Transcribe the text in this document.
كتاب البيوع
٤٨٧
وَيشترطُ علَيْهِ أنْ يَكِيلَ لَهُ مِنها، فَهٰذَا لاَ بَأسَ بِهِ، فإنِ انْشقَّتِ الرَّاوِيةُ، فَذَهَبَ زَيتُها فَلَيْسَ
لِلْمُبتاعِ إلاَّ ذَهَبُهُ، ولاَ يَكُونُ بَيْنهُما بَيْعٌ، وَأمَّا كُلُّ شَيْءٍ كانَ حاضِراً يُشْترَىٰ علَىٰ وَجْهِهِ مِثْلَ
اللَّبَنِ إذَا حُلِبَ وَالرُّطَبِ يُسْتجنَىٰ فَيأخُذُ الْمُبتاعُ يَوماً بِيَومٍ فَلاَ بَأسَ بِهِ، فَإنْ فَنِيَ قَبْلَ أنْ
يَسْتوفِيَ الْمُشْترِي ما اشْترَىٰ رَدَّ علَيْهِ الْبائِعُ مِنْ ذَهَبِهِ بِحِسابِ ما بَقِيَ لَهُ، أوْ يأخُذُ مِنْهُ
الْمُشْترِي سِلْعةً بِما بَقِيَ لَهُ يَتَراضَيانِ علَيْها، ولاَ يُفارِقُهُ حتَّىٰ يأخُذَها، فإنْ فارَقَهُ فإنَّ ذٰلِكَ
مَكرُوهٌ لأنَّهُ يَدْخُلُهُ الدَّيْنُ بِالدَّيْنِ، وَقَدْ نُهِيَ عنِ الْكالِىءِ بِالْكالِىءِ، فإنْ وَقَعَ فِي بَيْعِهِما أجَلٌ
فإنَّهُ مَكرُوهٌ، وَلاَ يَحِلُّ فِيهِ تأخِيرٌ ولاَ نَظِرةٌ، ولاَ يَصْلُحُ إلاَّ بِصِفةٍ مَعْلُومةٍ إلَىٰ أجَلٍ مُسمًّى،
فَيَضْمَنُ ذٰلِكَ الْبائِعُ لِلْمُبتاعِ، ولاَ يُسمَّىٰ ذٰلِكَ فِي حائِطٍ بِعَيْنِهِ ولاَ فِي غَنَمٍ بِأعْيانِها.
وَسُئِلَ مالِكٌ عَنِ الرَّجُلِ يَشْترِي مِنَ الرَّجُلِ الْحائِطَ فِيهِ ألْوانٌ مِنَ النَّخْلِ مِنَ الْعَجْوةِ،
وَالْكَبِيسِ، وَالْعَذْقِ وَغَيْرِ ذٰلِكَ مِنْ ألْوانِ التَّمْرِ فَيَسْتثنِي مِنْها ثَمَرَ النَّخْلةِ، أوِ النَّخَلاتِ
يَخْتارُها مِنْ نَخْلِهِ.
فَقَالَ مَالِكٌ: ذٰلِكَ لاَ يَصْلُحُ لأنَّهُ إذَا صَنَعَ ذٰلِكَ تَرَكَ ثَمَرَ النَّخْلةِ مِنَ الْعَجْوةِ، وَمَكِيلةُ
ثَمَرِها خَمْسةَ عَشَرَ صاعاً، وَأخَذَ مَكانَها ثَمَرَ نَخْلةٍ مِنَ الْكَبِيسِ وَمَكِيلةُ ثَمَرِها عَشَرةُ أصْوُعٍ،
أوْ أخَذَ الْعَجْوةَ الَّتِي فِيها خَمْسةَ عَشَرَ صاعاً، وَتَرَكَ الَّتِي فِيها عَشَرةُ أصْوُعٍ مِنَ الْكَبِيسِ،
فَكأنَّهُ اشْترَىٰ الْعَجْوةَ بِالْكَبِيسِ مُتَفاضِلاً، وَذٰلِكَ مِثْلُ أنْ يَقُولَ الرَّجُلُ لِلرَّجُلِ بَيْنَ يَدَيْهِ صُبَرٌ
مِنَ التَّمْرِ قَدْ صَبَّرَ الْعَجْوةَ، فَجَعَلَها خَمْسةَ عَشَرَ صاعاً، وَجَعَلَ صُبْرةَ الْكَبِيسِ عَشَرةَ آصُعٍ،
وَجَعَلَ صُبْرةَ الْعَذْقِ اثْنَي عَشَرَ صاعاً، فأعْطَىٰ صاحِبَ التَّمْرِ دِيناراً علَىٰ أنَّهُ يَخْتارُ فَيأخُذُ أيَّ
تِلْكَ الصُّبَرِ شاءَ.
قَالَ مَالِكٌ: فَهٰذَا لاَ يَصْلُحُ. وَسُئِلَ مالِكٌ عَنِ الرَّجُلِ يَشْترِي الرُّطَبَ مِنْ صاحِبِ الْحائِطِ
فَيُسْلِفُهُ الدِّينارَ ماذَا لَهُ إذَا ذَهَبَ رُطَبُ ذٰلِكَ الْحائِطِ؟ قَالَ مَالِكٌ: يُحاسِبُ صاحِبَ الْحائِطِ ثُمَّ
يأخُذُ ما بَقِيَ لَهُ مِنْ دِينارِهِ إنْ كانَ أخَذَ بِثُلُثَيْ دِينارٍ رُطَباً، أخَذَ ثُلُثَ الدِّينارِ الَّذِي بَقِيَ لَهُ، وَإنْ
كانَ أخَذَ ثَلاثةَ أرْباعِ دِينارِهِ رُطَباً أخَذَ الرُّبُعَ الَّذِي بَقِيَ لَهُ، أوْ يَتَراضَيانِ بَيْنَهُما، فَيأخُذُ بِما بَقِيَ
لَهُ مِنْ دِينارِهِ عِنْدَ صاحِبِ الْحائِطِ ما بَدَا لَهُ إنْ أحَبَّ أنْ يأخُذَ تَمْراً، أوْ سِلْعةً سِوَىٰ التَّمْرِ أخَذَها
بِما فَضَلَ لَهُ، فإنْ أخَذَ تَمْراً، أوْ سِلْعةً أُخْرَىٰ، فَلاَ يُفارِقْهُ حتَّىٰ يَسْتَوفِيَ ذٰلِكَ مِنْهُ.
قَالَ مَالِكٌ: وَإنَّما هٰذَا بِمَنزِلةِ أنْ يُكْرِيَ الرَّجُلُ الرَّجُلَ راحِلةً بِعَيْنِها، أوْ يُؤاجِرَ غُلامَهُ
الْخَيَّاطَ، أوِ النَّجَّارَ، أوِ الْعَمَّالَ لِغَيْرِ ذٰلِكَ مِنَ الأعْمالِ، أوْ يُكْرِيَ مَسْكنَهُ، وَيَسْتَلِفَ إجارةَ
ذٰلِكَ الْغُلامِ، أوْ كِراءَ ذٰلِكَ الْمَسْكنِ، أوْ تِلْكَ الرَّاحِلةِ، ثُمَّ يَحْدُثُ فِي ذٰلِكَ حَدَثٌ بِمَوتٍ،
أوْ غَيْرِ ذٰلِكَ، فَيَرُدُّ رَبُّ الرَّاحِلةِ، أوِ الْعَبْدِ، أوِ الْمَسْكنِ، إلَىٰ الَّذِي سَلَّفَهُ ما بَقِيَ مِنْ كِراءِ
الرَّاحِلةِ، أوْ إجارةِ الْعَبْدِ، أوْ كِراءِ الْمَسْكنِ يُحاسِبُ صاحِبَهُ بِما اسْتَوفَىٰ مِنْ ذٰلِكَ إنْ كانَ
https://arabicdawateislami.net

Directions: Extract all of the data shown above and repeat it verbatim.

Task response:
Transcribe the text in this document.
كتاب البيوع
٤٨٧
وَيشترطُ علَيْهِ أنْ يَكِيلَ لَهُ مِنها، فَهٰذَا لاَ بَأسَ بِهِ، فإنِ انْشقَّتِ الرَّاوِيةُ، فَذَهَبَ زَيتُها فَلَيْسَ
لِلْمُبتاعِ إلاَّ ذَهَبُهُ، ولاَ يَكُونُ بَيْنهُما بَيْعٌ، وَأمَّا كُلُّ شَيْءٍ كانَ حاضِراً يُشْترَىٰ علَىٰ وَجْهِهِ مِثْلَ
اللَّبَنِ إذَا حُلِبَ وَالرُّطَبِ يُسْتجنَىٰ فَيأخُذُ الْمُبتاعُ يَوماً بِيَومٍ فَلاَ بَأسَ بِهِ، فَإنْ فَنِيَ قَبْلَ أنْ
يَسْتوفِيَ الْمُشْترِي ما اشْترَىٰ رَدَّ علَيْهِ الْبائِعُ مِنْ ذَهَبِهِ بِحِسابِ ما بَقِيَ لَهُ، أوْ يأخُذُ مِنْهُ
الْمُشْترِي سِلْعةً بِما بَقِيَ لَهُ يَتَراضَيانِ علَيْها، ولاَ يُفارِقُهُ حتَّىٰ يأخُذَها، فإنْ فارَقَهُ فإنَّ ذٰلِكَ
مَكرُوهٌ لأنَّهُ يَدْخُلُهُ الدَّيْنُ بِالدَّيْنِ، وَقَدْ نُهِيَ عنِ الْكالِىءِ بِالْكالِىءِ، فإنْ وَقَعَ فِي بَيْعِهِما أجَلٌ
فإنَّهُ مَكرُوهٌ، وَلاَ يَحِلُّ فِيهِ تأخِيرٌ ولاَ نَظِرةٌ، ولاَ يَصْلُحُ إلاَّ بِصِفةٍ مَعْلُومةٍ إلَىٰ أجَلٍ مُسمًّى،
فَيَضْمَنُ ذٰلِكَ الْبائِعُ لِلْمُبتاعِ، ولاَ يُسمَّىٰ ذٰلِكَ فِي حائِطٍ بِعَيْنِهِ ولاَ فِي غَنَمٍ بِأعْيانِها.
وَسُئِلَ مالِكٌ عَنِ الرَّجُلِ يَشْترِي مِنَ الرَّجُلِ الْحائِطَ فِيهِ ألْوانٌ مِنَ النَّخْلِ مِنَ الْعَجْوةِ،
وَالْكَبِيسِ، وَالْعَذْقِ وَغَيْرِ ذٰلِكَ مِنْ ألْوانِ التَّمْرِ فَيَسْتثنِي مِنْها ثَمَرَ النَّخْلةِ، أوِ النَّخَلاتِ
يَخْتارُها مِنْ نَخْلِهِ.
فَقَالَ مَالِكٌ: ذٰلِكَ لاَ يَصْلُحُ لأنَّهُ إذَا صَنَعَ ذٰلِكَ تَرَكَ ثَمَرَ النَّخْلةِ مِنَ الْعَجْوةِ، وَمَكِيلةُ
ثَمَرِها خَمْسةَ عَشَرَ صاعاً، وَأخَذَ مَكانَها ثَمَرَ نَخْلةٍ مِنَ الْكَبِيسِ وَمَكِيلةُ ثَمَرِها عَشَرةُ أصْوُعٍ،
أوْ أخَذَ الْعَجْوةَ الَّتِي فِيها خَمْسةَ عَشَرَ صاعاً، وَتَرَكَ الَّتِي فِيها عَشَرةُ أصْوُعٍ مِنَ الْكَبِيسِ،
فَكأنَّهُ اشْترَىٰ الْعَجْوةَ بِالْكَبِيسِ مُتَفاضِلاً، وَذٰلِكَ مِثْلُ أنْ يَقُولَ الرَّجُلُ لِلرَّجُلِ بَيْنَ يَدَيْهِ صُبَرٌ
مِنَ التَّمْرِ قَدْ صَبَّرَ الْعَجْوةَ، فَجَعَلَها خَمْسةَ عَشَرَ صاعاً، وَجَعَلَ صُبْرةَ الْكَبِيسِ عَشَرةَ آصُعٍ،
وَجَعَلَ صُبْرةَ الْعَذْقِ اثْنَي عَشَرَ صاعاً، فأعْطَىٰ صاحِبَ التَّمْرِ دِيناراً علَىٰ أنَّهُ يَخْتارُ فَيأخُذُ أيَّ
تِلْكَ الصُّبَرِ شاءَ.
قَالَ مَالِكٌ: فَهٰذَا لاَ يَصْلُحُ. وَسُئِلَ مالِكٌ عَنِ الرَّجُلِ يَشْترِي الرُّطَبَ مِنْ صاحِبِ الْحائِطِ
فَيُسْلِفُهُ الدِّينارَ ماذَا لَهُ إذَا ذَهَبَ رُطَبُ ذٰلِكَ الْحائِطِ؟ قَالَ مَالِكٌ: يُحاسِبُ صاحِبَ الْحائِطِ ثُمَّ
يأخُذُ ما بَقِيَ لَهُ مِنْ دِينارِهِ إنْ كانَ أخَذَ بِثُلُثَيْ دِينارٍ رُطَباً، أخَذَ ثُلُثَ الدِّينارِ الَّذِي بَقِيَ لَهُ، وَإنْ
كانَ أخَذَ ثَلاثةَ أرْباعِ دِينارِهِ رُطَباً أخَذَ الرُّبُعَ الَّذِي بَقِيَ لَهُ، أوْ يَتَراضَيانِ بَيْنَهُما، فَيأخُذُ بِما بَقِيَ
لَهُ مِنْ دِينارِهِ عِنْدَ صاحِبِ الْحائِطِ ما بَدَا لَهُ إنْ أحَبَّ أنْ يأخُذَ تَمْراً، أوْ سِلْعةً سِوَىٰ التَّمْرِ أخَذَها
بِما فَضَلَ لَهُ، فإنْ أخَذَ تَمْراً، أوْ سِلْعةً أُخْرَىٰ، فَلاَ يُفارِقْهُ حتَّىٰ يَسْتَوفِيَ ذٰلِكَ مِنْهُ.
قَالَ مَالِكٌ: وَإنَّما هٰذَا بِمَنزِلةِ أنْ يُكْرِيَ الرَّجُلُ الرَّجُلَ راحِلةً بِعَيْنِها، أوْ يُؤاجِرَ غُلامَهُ
الْخَيَّاطَ، أوِ النَّجَّارَ، أوِ الْعَمَّالَ لِغَيْرِ ذٰلِكَ مِنَ الأعْمالِ، أوْ يُكْرِيَ مَسْكنَهُ، وَيَسْتَلِفَ إجارةَ
ذٰلِكَ الْغُلامِ، أوْ كِراءَ ذٰلِكَ الْمَسْكنِ، أوْ تِلْكَ الرَّاحِلةِ، ثُمَّ يَحْدُثُ فِي ذٰلِكَ حَدَثٌ بِمَوتٍ،
أوْ غَيْرِ ذٰلِكَ، فَيَرُدُّ رَبُّ الرَّاحِلةِ، أوِ الْعَبْدِ، أوِ الْمَسْكنِ، إلَىٰ الَّذِي سَلَّفَهُ ما بَقِيَ مِنْ كِراءِ
الرَّاحِلةِ، أوْ إجارةِ الْعَبْدِ، أوْ كِراءِ الْمَسْكنِ يُحاسِبُ صاحِبَهُ بِما اسْتَوفَىٰ مِنْ ذٰلِكَ إنْ كانَ
https://arabicdawateislami.net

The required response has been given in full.